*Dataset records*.
____
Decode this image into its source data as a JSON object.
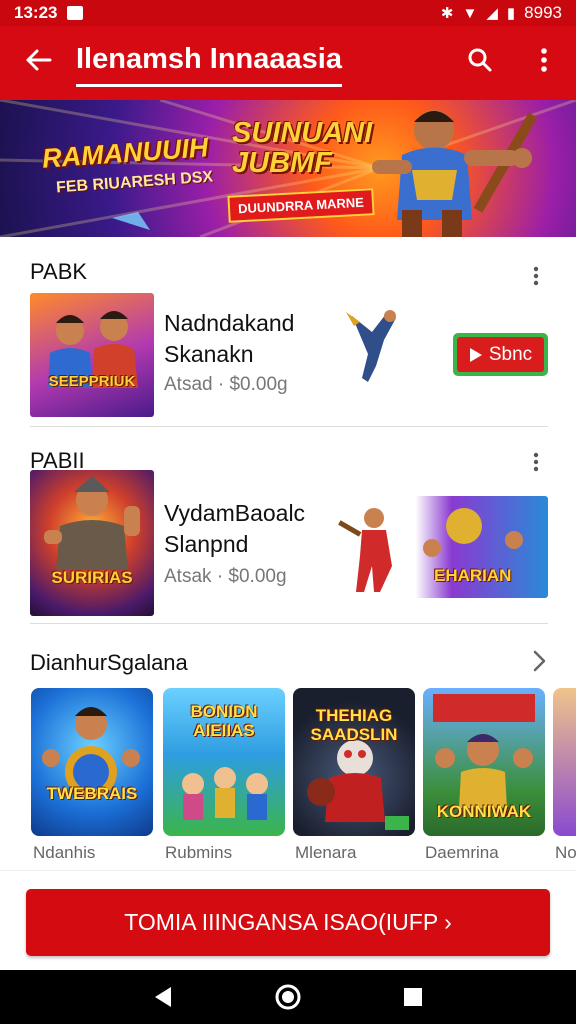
{
  "status_bar": {
    "time": "13:23",
    "battery_text": "8993"
  },
  "app_bar": {
    "title": "Ilenamsh Innaaasia"
  },
  "banner": {
    "left_title": "RAMANUUIH",
    "left_subtitle": "FEB RIUARESH DSX",
    "right_title_1": "SUINUANI",
    "right_title_2": "JUBMF",
    "tag": "DUUNDRRA MARNE"
  },
  "section1": {
    "header": "PABK",
    "game": {
      "thumb_title": "SEEPPRIUK",
      "name_line1": "Nadndakand",
      "name_line2": "Skanakn",
      "meta": "Atsad · $0.00g"
    },
    "button_label": "Sbnc"
  },
  "section2": {
    "header": "PABII",
    "game": {
      "thumb_title": "SURIRIAS",
      "name_line1": "VydamBaoalc",
      "name_line2": "Slanpnd",
      "meta": "Atsak · $0.00g"
    },
    "promo_title": "EHARIAN"
  },
  "section3": {
    "header": "DianhurSgalana",
    "tiles": [
      {
        "title": "TWEBRAIS",
        "label": "Ndanhis",
        "bg": "#1b6fd6"
      },
      {
        "title": "BONIDN AIEIIAS",
        "label": "Rubmins",
        "bg": "#2e9de0"
      },
      {
        "title": "THEHIAG SAADSLIN",
        "label": "Mlenara",
        "bg": "#1a1f2e"
      },
      {
        "title": "KONNIWAK",
        "label": "Daemrina",
        "bg": "#3b8e3a"
      },
      {
        "title": "",
        "label": "No",
        "bg": "#f0c48a"
      }
    ]
  },
  "cta": {
    "label": "TOMIA IIINGANSA ISAO(IUFP ›"
  },
  "colors": {
    "brand_red": "#d60a12",
    "button_green": "#3bb54a"
  }
}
____
*WHAT TO DO*. Among the entries above, how many lines hold the string "header"? Give the number by itself.

*TASK SOLUTION*. 3